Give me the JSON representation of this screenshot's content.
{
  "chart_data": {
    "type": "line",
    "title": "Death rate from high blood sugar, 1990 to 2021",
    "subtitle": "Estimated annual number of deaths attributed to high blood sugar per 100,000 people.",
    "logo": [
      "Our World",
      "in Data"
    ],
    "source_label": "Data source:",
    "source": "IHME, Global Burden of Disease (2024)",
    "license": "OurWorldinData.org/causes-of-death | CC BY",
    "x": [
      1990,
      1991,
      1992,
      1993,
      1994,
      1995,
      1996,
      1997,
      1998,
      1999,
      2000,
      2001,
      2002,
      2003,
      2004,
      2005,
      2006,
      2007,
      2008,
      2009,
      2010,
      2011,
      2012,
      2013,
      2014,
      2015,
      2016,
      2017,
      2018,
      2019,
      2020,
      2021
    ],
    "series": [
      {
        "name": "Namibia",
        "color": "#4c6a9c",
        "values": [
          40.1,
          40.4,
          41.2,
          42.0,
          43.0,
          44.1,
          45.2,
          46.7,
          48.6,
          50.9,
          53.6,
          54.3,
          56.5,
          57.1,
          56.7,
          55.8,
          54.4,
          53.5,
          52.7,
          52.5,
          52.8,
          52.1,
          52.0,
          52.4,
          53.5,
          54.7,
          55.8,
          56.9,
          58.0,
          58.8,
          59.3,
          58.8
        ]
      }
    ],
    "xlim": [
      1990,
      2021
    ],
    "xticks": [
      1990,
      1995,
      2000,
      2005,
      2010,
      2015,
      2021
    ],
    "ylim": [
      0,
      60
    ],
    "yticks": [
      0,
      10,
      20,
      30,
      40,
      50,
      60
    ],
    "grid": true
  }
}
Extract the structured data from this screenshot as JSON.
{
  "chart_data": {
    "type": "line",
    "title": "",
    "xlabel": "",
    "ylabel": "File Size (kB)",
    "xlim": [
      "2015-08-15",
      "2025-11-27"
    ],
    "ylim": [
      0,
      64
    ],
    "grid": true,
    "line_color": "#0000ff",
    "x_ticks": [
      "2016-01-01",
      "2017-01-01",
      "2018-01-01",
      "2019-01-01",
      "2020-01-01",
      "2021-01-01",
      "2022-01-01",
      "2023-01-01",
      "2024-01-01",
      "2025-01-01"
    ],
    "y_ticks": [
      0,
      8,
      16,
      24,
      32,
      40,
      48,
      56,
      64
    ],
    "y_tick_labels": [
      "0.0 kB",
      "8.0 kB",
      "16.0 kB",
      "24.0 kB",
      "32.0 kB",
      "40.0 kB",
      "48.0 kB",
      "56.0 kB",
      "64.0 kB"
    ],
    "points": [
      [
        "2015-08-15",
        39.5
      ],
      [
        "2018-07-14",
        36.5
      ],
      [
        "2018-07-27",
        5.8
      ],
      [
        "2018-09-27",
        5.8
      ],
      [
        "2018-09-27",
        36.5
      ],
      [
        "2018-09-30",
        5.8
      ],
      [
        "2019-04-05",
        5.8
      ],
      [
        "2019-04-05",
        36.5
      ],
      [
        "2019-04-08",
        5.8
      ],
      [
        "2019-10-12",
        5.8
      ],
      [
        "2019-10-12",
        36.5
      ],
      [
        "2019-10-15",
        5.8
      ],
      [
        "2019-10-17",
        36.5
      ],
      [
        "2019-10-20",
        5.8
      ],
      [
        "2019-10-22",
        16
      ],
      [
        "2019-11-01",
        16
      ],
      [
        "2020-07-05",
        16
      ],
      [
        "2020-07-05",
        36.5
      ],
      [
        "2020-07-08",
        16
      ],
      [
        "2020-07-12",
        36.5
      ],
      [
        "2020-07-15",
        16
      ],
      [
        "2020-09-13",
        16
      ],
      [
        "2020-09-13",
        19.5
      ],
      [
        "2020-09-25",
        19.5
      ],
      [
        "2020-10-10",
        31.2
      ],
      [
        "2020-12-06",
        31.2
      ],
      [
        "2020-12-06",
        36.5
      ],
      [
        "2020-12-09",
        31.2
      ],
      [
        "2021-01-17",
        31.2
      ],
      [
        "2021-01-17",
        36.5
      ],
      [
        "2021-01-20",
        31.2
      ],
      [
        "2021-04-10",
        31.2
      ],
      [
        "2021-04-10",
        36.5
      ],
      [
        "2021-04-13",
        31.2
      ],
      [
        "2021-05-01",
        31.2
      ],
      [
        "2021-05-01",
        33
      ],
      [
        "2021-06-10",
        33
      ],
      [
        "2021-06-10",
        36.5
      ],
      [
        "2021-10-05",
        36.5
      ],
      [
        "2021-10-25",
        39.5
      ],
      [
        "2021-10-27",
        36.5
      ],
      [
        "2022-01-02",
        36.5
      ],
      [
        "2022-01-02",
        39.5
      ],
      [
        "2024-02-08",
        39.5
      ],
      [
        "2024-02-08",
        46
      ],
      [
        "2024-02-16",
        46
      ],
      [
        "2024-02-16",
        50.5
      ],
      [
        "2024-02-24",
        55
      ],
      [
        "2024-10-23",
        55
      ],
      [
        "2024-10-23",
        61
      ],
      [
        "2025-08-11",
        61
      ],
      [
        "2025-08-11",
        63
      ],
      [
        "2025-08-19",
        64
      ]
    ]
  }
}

→ **TASK GOAL**:
Return every line of the material exactly.

→ **ANSWER TO THE TASK**:
Give me the JSON representation of this screenshot's content.
{
  "chart_data": {
    "type": "line",
    "title": "Death rate from high blood sugar, 1990 to 2021",
    "subtitle": "Estimated annual number of deaths attributed to high blood sugar per 100,000 people.",
    "logo": [
      "Our World",
      "in Data"
    ],
    "source_label": "Data source:",
    "source": "IHME, Global Burden of Disease (2024)",
    "license": "OurWorldinData.org/causes-of-death | CC BY",
    "x": [
      1990,
      1991,
      1992,
      1993,
      1994,
      1995,
      1996,
      1997,
      1998,
      1999,
      2000,
      2001,
      2002,
      2003,
      2004,
      2005,
      2006,
      2007,
      2008,
      2009,
      2010,
      2011,
      2012,
      2013,
      2014,
      2015,
      2016,
      2017,
      2018,
      2019,
      2020,
      2021
    ],
    "series": [
      {
        "name": "Namibia",
        "color": "#4c6a9c",
        "values": [
          40.1,
          40.4,
          41.2,
          42.0,
          43.0,
          44.1,
          45.2,
          46.7,
          48.6,
          50.9,
          53.6,
          54.3,
          56.5,
          57.1,
          56.7,
          55.8,
          54.4,
          53.5,
          52.7,
          52.5,
          52.8,
          52.1,
          52.0,
          52.4,
          53.5,
          54.7,
          55.8,
          56.9,
          58.0,
          58.8,
          59.3,
          58.8
        ]
      }
    ],
    "xlim": [
      1990,
      2021
    ],
    "xticks": [
      1990,
      1995,
      2000,
      2005,
      2010,
      2015,
      2021
    ],
    "ylim": [
      0,
      60
    ],
    "yticks": [
      0,
      10,
      20,
      30,
      40,
      50,
      60
    ],
    "grid": true
  }
}
Extract the structured data from this screenshot as JSON.
{
  "chart_data": {
    "type": "line",
    "title": "",
    "xlabel": "",
    "ylabel": "File Size (kB)",
    "xlim": [
      "2015-08-15",
      "2025-11-27"
    ],
    "ylim": [
      0,
      64
    ],
    "grid": true,
    "line_color": "#0000ff",
    "x_ticks": [
      "2016-01-01",
      "2017-01-01",
      "2018-01-01",
      "2019-01-01",
      "2020-01-01",
      "2021-01-01",
      "2022-01-01",
      "2023-01-01",
      "2024-01-01",
      "2025-01-01"
    ],
    "y_ticks": [
      0,
      8,
      16,
      24,
      32,
      40,
      48,
      56,
      64
    ],
    "y_tick_labels": [
      "0.0 kB",
      "8.0 kB",
      "16.0 kB",
      "24.0 kB",
      "32.0 kB",
      "40.0 kB",
      "48.0 kB",
      "56.0 kB",
      "64.0 kB"
    ],
    "points": [
      [
        "2015-08-15",
        39.5
      ],
      [
        "2018-07-14",
        36.5
      ],
      [
        "2018-07-27",
        5.8
      ],
      [
        "2018-09-27",
        5.8
      ],
      [
        "2018-09-27",
        36.5
      ],
      [
        "2018-09-30",
        5.8
      ],
      [
        "2019-04-05",
        5.8
      ],
      [
        "2019-04-05",
        36.5
      ],
      [
        "2019-04-08",
        5.8
      ],
      [
        "2019-10-12",
        5.8
      ],
      [
        "2019-10-12",
        36.5
      ],
      [
        "2019-10-15",
        5.8
      ],
      [
        "2019-10-17",
        36.5
      ],
      [
        "2019-10-20",
        5.8
      ],
      [
        "2019-10-22",
        16
      ],
      [
        "2019-11-01",
        16
      ],
      [
        "2020-07-05",
        16
      ],
      [
        "2020-07-05",
        36.5
      ],
      [
        "2020-07-08",
        16
      ],
      [
        "2020-07-12",
        36.5
      ],
      [
        "2020-07-15",
        16
      ],
      [
        "2020-09-13",
        16
      ],
      [
        "2020-09-13",
        19.5
      ],
      [
        "2020-09-25",
        19.5
      ],
      [
        "2020-10-10",
        31.2
      ],
      [
        "2020-12-06",
        31.2
      ],
      [
        "2020-12-06",
        36.5
      ],
      [
        "2020-12-09",
        31.2
      ],
      [
        "2021-01-17",
        31.2
      ],
      [
        "2021-01-17",
        36.5
      ],
      [
        "2021-01-20",
        31.2
      ],
      [
        "2021-04-10",
        31.2
      ],
      [
        "2021-04-10",
        36.5
      ],
      [
        "2021-04-13",
        31.2
      ],
      [
        "2021-05-01",
        31.2
      ],
      [
        "2021-05-01",
        33
      ],
      [
        "2021-06-10",
        33
      ],
      [
        "2021-06-10",
        36.5
      ],
      [
        "2021-10-05",
        36.5
      ],
      [
        "2021-10-25",
        39.5
      ],
      [
        "2021-10-27",
        36.5
      ],
      [
        "2022-01-02",
        36.5
      ],
      [
        "2022-01-02",
        39.5
      ],
      [
        "2024-02-08",
        39.5
      ],
      [
        "2024-02-08",
        46
      ],
      [
        "2024-02-16",
        46
      ],
      [
        "2024-02-16",
        50.5
      ],
      [
        "2024-02-24",
        55
      ],
      [
        "2024-10-23",
        55
      ],
      [
        "2024-10-23",
        61
      ],
      [
        "2025-08-11",
        61
      ],
      [
        "2025-08-11",
        63
      ],
      [
        "2025-08-19",
        64
      ]
    ]
  }
}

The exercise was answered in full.